[WRITTEN REQUEST] Repeat each entry exactly and drop the pictures.

Entries with figure data

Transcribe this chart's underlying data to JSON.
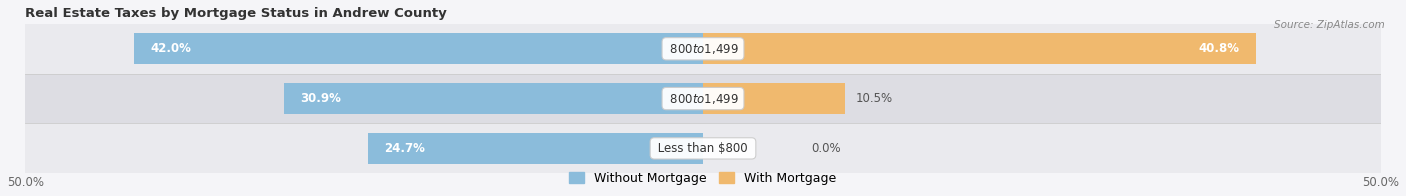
{
  "title": "Real Estate Taxes by Mortgage Status in Andrew County",
  "source": "Source: ZipAtlas.com",
  "rows": [
    {
      "label": "Less than $800",
      "without_mortgage": 24.7,
      "with_mortgage": 0.0
    },
    {
      "label": "$800 to $1,499",
      "without_mortgage": 30.9,
      "with_mortgage": 10.5
    },
    {
      "label": "$800 to $1,499",
      "without_mortgage": 42.0,
      "with_mortgage": 40.8
    }
  ],
  "xlim": [
    -50.0,
    50.0
  ],
  "xticklabels_left": "50.0%",
  "xticklabels_right": "50.0%",
  "color_without": "#8bbcdb",
  "color_with": "#f0b96e",
  "bg_row_light": "#eaeaee",
  "bg_row_dark": "#dddde3",
  "bar_height": 0.62,
  "title_fontsize": 9.5,
  "label_fontsize": 8.5,
  "tick_fontsize": 8.5,
  "legend_fontsize": 9,
  "fig_bg": "#f5f5f8"
}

[SOLUTION FOR THIS TASK]
Transcribe this chart's underlying data to JSON.
{
  "title": "Real Estate Taxes by Mortgage Status in Andrew County",
  "source": "Source: ZipAtlas.com",
  "rows": [
    {
      "label": "Less than $800",
      "without_mortgage": 24.7,
      "with_mortgage": 0.0
    },
    {
      "label": "$800 to $1,499",
      "without_mortgage": 30.9,
      "with_mortgage": 10.5
    },
    {
      "label": "$800 to $1,499",
      "without_mortgage": 42.0,
      "with_mortgage": 40.8
    }
  ],
  "xlim": [
    -50.0,
    50.0
  ],
  "xticklabels_left": "50.0%",
  "xticklabels_right": "50.0%",
  "color_without": "#8bbcdb",
  "color_with": "#f0b96e",
  "bg_row_light": "#eaeaee",
  "bg_row_dark": "#dddde3",
  "bar_height": 0.62,
  "title_fontsize": 9.5,
  "label_fontsize": 8.5,
  "tick_fontsize": 8.5,
  "legend_fontsize": 9,
  "fig_bg": "#f5f5f8"
}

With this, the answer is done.